### Data records

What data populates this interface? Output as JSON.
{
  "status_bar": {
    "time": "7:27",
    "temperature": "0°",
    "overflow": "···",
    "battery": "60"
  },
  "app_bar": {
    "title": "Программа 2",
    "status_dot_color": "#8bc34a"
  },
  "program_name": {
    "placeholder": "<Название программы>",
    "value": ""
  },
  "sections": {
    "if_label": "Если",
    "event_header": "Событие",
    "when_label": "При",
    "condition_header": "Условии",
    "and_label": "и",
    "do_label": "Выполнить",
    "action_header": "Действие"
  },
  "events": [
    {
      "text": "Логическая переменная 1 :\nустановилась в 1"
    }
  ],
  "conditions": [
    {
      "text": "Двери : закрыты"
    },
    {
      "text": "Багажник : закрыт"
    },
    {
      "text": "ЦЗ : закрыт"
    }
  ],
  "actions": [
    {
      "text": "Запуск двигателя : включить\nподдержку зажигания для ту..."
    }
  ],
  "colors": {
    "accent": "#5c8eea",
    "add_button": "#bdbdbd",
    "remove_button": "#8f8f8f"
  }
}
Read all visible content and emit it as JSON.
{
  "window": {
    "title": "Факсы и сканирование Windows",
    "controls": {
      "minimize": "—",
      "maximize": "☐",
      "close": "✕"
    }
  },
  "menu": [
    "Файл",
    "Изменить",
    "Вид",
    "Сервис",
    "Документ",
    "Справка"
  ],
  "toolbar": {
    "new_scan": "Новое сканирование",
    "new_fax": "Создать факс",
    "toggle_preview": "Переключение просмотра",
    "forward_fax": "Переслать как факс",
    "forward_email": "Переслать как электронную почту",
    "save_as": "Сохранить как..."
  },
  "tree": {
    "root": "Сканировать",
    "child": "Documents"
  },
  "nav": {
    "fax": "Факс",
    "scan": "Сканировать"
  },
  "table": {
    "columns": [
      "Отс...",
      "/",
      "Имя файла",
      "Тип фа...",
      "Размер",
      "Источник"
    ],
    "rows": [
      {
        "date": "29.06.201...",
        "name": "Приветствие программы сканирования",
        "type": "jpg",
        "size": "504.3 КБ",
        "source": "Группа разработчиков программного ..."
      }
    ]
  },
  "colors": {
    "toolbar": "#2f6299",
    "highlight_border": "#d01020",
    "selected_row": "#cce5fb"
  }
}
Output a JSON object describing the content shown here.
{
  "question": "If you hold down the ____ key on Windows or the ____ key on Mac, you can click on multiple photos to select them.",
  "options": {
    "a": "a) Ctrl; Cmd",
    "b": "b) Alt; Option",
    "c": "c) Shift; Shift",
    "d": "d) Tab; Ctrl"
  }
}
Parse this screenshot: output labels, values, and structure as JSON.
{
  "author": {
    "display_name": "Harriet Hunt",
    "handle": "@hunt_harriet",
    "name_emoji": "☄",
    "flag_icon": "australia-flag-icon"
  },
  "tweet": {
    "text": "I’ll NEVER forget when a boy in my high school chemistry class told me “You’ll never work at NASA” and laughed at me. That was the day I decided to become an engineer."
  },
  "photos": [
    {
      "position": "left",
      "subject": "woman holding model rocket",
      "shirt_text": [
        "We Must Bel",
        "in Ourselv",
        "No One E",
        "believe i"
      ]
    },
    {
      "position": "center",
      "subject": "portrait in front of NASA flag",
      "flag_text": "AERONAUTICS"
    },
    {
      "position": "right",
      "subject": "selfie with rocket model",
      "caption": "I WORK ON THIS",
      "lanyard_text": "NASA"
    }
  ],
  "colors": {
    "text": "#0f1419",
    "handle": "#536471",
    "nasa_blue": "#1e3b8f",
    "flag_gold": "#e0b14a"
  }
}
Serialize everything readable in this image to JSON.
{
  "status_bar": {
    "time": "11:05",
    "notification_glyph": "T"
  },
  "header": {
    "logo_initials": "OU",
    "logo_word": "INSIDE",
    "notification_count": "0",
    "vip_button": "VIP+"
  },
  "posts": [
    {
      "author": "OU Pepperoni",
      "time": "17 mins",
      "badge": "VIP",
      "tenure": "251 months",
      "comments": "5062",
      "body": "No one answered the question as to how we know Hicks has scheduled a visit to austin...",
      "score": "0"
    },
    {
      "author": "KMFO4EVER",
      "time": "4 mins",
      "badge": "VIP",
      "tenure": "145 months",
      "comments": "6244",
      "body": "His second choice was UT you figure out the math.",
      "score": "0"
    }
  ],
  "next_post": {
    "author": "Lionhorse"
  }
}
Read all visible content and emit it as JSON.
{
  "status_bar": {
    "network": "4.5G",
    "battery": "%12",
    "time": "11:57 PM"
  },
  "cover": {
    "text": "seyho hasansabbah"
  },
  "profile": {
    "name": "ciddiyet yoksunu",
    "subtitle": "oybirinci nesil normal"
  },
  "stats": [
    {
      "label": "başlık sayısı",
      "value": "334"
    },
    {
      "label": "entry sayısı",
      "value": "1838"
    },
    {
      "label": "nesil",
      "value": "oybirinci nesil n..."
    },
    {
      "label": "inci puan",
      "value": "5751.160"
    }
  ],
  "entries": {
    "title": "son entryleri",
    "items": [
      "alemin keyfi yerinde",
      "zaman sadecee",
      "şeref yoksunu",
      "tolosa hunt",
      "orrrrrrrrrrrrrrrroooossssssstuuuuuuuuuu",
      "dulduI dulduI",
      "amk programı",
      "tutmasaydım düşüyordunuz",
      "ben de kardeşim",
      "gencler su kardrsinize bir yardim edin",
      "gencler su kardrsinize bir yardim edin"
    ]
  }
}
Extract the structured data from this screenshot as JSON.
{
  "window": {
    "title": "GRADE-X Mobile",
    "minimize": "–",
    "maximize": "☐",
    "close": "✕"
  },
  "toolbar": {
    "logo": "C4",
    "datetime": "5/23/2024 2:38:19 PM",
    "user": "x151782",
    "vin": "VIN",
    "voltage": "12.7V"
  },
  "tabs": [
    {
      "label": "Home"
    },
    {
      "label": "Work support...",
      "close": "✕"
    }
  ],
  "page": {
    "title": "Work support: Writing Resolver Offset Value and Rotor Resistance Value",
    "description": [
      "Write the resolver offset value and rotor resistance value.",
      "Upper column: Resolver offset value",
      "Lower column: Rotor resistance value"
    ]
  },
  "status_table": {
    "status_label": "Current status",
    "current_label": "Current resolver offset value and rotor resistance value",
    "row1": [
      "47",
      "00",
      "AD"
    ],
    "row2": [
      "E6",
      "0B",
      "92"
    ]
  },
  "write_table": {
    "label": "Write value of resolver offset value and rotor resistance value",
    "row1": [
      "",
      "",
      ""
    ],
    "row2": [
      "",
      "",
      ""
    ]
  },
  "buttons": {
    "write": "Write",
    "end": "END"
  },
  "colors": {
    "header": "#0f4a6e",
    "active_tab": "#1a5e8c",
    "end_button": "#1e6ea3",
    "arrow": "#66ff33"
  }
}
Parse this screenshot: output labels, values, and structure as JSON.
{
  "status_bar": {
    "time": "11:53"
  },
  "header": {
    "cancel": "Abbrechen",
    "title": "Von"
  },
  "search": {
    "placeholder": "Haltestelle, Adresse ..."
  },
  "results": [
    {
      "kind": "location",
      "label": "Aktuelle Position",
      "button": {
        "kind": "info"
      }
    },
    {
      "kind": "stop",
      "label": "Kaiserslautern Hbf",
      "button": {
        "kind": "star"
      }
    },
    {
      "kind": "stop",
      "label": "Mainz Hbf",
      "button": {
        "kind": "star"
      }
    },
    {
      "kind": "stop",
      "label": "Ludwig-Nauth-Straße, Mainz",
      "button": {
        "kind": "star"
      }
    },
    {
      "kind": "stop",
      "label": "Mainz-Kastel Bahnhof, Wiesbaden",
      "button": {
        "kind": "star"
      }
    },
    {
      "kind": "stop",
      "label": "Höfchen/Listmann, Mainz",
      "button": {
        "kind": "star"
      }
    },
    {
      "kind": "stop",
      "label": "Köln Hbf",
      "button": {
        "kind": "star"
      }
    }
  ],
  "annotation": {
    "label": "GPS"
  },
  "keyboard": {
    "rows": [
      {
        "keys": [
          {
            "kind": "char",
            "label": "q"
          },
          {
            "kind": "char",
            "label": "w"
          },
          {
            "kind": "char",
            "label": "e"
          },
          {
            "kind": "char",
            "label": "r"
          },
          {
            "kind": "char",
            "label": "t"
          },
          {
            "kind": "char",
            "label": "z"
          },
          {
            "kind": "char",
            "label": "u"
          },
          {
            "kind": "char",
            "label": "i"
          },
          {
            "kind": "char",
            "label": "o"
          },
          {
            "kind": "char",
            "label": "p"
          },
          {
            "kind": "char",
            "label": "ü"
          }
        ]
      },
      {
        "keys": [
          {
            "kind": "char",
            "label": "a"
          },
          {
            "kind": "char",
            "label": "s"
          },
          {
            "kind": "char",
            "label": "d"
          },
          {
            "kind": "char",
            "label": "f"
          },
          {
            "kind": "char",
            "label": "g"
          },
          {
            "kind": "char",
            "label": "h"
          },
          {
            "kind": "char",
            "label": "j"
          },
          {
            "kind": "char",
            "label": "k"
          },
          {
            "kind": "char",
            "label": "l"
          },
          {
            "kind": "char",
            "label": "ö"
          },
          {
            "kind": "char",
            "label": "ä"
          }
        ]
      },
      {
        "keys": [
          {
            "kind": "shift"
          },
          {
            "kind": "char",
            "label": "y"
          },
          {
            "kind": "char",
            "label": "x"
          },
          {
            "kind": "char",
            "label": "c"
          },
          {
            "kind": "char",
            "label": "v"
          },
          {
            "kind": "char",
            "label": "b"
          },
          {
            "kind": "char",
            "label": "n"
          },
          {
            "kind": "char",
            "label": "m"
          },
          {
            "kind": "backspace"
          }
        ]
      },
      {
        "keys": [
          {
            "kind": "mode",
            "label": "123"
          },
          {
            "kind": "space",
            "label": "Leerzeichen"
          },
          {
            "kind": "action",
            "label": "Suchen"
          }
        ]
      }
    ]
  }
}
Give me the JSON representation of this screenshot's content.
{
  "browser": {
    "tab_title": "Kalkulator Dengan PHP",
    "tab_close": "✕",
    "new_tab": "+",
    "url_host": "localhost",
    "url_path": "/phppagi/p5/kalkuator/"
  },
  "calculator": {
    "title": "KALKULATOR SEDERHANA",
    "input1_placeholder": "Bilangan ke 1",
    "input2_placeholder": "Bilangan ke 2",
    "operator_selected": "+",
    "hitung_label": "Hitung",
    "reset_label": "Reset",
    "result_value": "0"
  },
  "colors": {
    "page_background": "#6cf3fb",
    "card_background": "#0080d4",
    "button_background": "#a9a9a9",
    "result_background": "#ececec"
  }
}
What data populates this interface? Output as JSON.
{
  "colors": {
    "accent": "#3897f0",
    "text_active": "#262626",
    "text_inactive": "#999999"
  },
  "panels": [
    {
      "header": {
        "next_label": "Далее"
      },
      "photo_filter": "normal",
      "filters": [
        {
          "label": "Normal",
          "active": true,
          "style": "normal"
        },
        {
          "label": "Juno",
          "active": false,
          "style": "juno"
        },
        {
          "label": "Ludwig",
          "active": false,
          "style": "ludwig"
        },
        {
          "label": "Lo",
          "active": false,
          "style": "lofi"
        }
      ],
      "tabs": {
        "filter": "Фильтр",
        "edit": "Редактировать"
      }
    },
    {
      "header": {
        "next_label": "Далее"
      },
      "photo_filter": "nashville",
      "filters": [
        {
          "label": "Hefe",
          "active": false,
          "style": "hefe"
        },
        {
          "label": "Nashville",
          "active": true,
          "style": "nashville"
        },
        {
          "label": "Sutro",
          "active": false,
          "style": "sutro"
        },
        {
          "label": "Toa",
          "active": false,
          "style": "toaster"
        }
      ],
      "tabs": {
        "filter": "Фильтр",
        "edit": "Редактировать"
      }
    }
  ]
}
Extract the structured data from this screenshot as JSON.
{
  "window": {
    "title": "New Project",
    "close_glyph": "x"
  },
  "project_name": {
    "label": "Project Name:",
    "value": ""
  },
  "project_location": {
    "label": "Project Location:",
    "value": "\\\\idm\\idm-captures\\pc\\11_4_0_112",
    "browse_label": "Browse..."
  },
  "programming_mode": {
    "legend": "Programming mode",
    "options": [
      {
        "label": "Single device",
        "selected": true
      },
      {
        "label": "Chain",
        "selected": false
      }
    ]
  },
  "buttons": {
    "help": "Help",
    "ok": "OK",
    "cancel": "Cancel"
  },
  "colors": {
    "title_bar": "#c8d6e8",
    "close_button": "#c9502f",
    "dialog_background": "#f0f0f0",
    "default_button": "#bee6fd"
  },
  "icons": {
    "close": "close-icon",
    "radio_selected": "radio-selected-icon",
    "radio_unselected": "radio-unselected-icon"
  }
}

### WHAT YOU SHOULD DO
Using the material above, copy every line in which the string "tenure" occurs.

### EXERCISE RESPONSE
      "tenure": "251 months",
      "tenure": "145 months",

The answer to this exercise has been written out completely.